RECORDS SUPPLIED:
===============
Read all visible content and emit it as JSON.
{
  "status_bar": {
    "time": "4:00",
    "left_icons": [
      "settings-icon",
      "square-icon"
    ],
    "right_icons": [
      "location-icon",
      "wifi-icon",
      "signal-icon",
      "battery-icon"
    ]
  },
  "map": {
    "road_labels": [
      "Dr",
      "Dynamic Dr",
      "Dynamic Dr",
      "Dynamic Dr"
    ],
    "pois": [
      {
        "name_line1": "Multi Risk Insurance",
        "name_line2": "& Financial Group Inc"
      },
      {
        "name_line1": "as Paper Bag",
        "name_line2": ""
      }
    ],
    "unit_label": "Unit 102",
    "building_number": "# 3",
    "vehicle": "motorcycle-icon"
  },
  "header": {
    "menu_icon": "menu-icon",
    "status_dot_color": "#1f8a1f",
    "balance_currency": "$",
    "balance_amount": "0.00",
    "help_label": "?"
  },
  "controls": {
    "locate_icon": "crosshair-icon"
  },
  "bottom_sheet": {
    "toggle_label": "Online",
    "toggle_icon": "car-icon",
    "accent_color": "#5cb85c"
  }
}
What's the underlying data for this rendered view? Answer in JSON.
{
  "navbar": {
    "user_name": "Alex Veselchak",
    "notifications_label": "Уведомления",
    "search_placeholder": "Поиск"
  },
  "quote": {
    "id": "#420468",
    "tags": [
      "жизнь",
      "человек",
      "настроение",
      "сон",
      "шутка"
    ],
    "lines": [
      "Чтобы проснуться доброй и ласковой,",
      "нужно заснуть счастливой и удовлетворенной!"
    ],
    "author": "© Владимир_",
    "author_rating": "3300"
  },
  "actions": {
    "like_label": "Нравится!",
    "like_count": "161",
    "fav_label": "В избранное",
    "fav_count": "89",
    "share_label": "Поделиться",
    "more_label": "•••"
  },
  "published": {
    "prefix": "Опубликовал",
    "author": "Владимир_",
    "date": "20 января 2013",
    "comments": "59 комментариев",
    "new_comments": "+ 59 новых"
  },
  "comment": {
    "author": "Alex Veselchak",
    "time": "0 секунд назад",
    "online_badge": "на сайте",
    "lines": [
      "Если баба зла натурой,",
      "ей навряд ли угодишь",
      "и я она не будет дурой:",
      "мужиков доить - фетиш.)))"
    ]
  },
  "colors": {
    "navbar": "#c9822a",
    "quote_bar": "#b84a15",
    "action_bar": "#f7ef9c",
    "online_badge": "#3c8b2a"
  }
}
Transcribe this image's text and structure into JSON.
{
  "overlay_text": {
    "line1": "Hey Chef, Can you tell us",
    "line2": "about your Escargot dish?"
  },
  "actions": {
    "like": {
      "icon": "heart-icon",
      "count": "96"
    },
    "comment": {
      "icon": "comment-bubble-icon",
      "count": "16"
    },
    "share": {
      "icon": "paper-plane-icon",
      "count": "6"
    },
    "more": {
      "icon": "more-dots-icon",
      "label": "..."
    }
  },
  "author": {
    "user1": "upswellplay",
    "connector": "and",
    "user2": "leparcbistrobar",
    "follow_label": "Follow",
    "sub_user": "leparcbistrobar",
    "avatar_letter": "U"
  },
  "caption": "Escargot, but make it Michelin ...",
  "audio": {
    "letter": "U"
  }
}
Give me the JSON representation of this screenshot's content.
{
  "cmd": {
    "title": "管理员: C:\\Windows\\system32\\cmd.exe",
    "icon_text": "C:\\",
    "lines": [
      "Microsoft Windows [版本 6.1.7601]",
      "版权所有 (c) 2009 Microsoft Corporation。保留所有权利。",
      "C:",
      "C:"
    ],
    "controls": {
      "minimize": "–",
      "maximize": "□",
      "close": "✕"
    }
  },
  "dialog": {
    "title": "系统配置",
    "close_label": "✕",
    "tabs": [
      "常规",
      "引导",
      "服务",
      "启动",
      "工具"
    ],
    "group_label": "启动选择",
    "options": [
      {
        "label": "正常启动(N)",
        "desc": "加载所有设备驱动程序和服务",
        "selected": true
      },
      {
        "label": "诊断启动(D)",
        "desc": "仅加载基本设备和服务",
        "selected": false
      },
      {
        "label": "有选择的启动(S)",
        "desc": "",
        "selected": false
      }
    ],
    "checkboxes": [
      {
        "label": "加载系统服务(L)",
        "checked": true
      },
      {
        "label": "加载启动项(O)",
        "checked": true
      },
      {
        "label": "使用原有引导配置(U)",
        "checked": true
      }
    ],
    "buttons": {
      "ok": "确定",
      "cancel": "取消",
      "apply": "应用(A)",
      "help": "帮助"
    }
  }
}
===============
Retype nothing except the lines from the line holding "Give me the" through the last line of the entries, both included.

EXPECTED ANSWER:
Give me the JSON representation of this screenshot's content.
{
  "cmd": {
    "title": "管理员: C:\\Windows\\system32\\cmd.exe",
    "icon_text": "C:\\",
    "lines": [
      "Microsoft Windows [版本 6.1.7601]",
      "版权所有 (c) 2009 Microsoft Corporation。保留所有权利。",
      "C:",
      "C:"
    ],
    "controls": {
      "minimize": "–",
      "maximize": "□",
      "close": "✕"
    }
  },
  "dialog": {
    "title": "系统配置",
    "close_label": "✕",
    "tabs": [
      "常规",
      "引导",
      "服务",
      "启动",
      "工具"
    ],
    "group_label": "启动选择",
    "options": [
      {
        "label": "正常启动(N)",
        "desc": "加载所有设备驱动程序和服务",
        "selected": true
      },
      {
        "label": "诊断启动(D)",
        "desc": "仅加载基本设备和服务",
        "selected": false
      },
      {
        "label": "有选择的启动(S)",
        "desc": "",
        "selected": false
      }
    ],
    "checkboxes": [
      {
        "label": "加载系统服务(L)",
        "checked": true
      },
      {
        "label": "加载启动项(O)",
        "checked": true
      },
      {
        "label": "使用原有引导配置(U)",
        "checked": true
      }
    ],
    "buttons": {
      "ok": "确定",
      "cancel": "取消",
      "apply": "应用(A)",
      "help": "帮助"
    }
  }
}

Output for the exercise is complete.